===== ROWS
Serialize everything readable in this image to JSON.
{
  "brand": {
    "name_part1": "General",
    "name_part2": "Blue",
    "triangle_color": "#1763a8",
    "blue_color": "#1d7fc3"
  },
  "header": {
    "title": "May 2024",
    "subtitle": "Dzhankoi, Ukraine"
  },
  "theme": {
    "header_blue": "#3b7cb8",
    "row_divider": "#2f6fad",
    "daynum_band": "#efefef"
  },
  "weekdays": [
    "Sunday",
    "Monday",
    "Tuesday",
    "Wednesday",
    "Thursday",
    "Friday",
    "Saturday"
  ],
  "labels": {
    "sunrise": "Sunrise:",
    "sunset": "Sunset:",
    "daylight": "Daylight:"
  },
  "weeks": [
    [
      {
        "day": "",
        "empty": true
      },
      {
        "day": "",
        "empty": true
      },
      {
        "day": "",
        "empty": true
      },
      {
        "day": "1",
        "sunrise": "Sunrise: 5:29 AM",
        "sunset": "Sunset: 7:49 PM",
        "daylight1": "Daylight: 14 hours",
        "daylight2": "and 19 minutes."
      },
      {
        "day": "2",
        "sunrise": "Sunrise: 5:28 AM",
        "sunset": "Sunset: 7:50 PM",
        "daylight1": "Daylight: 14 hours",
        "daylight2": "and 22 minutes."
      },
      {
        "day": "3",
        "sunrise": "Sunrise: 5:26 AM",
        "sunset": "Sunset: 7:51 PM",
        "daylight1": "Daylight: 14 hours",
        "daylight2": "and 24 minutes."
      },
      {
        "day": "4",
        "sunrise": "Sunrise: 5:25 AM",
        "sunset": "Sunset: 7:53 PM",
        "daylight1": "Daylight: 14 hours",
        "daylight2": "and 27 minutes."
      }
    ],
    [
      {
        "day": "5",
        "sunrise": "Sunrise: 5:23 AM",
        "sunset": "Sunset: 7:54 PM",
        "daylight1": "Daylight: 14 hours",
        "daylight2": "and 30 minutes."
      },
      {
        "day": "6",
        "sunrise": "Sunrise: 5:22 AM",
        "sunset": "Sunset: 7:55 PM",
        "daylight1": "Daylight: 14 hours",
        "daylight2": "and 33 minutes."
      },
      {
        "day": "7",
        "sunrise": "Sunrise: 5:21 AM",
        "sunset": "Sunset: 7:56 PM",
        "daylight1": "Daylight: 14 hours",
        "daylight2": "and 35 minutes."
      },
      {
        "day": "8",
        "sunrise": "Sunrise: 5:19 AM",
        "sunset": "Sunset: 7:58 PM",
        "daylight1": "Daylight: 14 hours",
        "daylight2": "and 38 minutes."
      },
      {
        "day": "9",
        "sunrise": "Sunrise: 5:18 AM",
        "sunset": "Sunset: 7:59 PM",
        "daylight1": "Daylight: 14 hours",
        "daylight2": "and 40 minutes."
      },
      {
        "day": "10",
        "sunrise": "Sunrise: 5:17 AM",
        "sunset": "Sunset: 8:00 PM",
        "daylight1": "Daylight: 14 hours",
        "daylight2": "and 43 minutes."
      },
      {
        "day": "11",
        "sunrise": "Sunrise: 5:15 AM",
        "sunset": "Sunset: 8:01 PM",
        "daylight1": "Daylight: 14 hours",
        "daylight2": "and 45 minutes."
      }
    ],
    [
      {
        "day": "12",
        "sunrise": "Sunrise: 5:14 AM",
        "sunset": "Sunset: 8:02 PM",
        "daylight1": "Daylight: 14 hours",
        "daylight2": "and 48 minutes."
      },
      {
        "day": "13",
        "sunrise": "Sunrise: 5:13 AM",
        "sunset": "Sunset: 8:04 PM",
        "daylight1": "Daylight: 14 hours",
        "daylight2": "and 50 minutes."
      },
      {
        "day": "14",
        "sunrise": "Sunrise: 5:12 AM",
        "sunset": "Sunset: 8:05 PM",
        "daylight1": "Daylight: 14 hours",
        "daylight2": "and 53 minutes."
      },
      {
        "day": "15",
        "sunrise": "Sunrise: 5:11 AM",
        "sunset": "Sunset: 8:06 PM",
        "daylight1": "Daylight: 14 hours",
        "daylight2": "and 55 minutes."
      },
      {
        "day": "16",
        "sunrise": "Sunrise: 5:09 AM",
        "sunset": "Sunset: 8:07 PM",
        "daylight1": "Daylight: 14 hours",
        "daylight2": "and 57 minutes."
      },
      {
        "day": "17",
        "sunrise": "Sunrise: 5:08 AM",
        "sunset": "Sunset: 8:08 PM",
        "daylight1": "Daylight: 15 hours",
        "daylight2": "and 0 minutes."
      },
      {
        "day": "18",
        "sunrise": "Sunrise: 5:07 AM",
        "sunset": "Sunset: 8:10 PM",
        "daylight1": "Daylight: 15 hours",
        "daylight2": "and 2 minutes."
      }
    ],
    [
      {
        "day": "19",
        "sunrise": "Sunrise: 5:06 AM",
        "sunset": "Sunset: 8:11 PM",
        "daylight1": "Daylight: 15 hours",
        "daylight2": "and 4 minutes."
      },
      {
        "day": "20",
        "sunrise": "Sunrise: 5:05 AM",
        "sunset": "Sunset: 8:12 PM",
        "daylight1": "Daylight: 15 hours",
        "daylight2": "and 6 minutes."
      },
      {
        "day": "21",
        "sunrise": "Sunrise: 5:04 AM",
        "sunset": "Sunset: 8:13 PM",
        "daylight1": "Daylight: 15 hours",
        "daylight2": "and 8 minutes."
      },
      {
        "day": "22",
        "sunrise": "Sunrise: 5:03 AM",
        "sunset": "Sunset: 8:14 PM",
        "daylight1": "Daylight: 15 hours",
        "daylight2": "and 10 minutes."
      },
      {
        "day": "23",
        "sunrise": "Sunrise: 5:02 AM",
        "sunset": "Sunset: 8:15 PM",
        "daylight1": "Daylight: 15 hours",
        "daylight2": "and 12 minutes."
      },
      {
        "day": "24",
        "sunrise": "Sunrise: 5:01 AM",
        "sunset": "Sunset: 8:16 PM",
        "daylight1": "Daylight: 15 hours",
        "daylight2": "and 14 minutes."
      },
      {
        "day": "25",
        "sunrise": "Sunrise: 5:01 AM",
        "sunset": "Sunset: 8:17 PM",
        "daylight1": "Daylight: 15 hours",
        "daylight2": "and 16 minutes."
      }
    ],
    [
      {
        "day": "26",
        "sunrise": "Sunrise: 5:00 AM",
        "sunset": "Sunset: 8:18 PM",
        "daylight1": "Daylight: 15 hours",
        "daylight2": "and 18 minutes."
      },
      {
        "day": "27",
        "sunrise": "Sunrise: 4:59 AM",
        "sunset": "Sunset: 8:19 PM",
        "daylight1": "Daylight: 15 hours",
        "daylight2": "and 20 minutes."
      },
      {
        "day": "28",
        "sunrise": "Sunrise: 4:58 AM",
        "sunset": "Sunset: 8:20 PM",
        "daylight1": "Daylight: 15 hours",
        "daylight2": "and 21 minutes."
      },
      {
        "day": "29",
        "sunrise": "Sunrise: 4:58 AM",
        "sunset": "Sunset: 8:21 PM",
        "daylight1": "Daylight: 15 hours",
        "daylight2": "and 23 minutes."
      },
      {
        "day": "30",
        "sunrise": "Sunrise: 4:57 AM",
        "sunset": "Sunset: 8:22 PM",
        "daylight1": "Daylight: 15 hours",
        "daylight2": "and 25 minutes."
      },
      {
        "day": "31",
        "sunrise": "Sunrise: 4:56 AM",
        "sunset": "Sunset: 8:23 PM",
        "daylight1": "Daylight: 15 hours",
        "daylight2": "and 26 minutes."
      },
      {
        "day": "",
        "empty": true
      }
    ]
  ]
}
==========
===== ROWS
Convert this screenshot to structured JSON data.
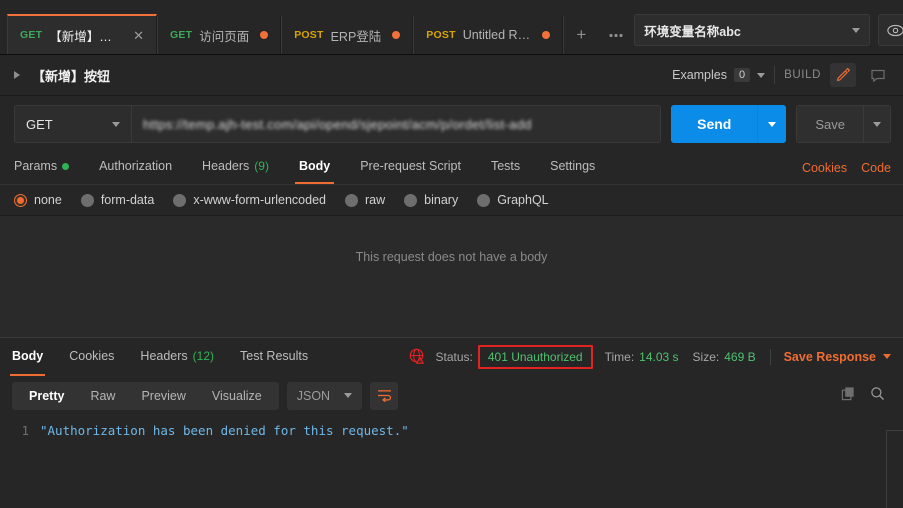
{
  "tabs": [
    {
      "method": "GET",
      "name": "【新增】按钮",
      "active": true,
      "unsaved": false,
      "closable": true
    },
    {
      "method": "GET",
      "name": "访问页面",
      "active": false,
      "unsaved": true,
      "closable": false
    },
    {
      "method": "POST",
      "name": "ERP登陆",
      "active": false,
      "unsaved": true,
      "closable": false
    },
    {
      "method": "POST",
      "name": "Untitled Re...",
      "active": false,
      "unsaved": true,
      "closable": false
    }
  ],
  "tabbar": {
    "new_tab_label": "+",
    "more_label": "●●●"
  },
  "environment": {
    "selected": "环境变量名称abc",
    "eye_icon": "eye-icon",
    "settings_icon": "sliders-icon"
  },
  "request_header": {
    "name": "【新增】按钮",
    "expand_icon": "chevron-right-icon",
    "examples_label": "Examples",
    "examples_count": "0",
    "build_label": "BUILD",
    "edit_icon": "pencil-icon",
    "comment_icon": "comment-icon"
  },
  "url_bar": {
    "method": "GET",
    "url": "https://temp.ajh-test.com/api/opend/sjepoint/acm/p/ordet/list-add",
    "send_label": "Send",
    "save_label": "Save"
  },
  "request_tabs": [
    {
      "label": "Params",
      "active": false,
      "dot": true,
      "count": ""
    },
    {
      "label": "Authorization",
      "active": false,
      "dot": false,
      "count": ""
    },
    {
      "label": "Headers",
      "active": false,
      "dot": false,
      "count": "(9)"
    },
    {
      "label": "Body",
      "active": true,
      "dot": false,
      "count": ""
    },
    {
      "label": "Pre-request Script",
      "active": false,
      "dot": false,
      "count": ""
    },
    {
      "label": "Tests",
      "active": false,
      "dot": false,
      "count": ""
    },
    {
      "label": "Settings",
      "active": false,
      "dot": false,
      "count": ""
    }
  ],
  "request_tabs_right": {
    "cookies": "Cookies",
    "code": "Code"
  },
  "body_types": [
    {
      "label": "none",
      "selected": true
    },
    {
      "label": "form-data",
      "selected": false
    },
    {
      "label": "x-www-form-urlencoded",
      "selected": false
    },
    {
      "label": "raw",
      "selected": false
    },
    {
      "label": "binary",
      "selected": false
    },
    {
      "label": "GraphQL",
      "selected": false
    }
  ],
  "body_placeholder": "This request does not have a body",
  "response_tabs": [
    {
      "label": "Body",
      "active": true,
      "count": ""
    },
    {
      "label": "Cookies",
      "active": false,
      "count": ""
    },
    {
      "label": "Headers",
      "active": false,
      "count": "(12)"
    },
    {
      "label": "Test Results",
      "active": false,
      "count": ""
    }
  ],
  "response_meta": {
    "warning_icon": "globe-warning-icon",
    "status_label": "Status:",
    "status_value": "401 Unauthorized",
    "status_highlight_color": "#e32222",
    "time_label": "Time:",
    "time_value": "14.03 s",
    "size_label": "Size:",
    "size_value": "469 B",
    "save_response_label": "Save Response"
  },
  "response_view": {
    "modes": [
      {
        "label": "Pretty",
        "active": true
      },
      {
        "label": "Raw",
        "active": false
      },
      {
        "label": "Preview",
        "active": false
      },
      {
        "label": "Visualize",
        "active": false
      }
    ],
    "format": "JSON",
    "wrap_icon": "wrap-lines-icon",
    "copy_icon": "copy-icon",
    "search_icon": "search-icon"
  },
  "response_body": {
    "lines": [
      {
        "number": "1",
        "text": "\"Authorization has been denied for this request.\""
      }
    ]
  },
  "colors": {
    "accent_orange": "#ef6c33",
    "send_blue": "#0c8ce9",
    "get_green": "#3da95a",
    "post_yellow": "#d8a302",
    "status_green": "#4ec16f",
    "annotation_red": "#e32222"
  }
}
==========
===== ROWS
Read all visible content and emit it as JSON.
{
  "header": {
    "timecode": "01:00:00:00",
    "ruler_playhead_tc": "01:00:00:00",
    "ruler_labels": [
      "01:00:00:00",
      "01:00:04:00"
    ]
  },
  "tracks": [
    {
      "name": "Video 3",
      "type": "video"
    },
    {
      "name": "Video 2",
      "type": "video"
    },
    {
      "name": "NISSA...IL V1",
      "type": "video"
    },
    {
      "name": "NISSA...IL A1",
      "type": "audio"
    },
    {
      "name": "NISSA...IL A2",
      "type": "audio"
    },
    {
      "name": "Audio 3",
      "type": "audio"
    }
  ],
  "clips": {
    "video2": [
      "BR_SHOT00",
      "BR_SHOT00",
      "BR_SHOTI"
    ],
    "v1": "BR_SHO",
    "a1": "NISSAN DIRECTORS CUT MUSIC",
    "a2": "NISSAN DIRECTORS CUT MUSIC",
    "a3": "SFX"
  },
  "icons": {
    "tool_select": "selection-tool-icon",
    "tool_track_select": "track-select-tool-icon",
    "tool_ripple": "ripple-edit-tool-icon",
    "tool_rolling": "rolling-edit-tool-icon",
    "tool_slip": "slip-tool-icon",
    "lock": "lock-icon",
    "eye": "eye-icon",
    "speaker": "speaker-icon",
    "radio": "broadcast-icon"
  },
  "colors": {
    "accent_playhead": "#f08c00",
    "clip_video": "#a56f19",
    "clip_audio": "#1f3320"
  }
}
==========
* **WHAT YOU NEED TO DO**: Give the number of lines in the entries above that include the string "NISSAN". No other output is expected.

* **SOLUTION TO THE EXERCISE**: 2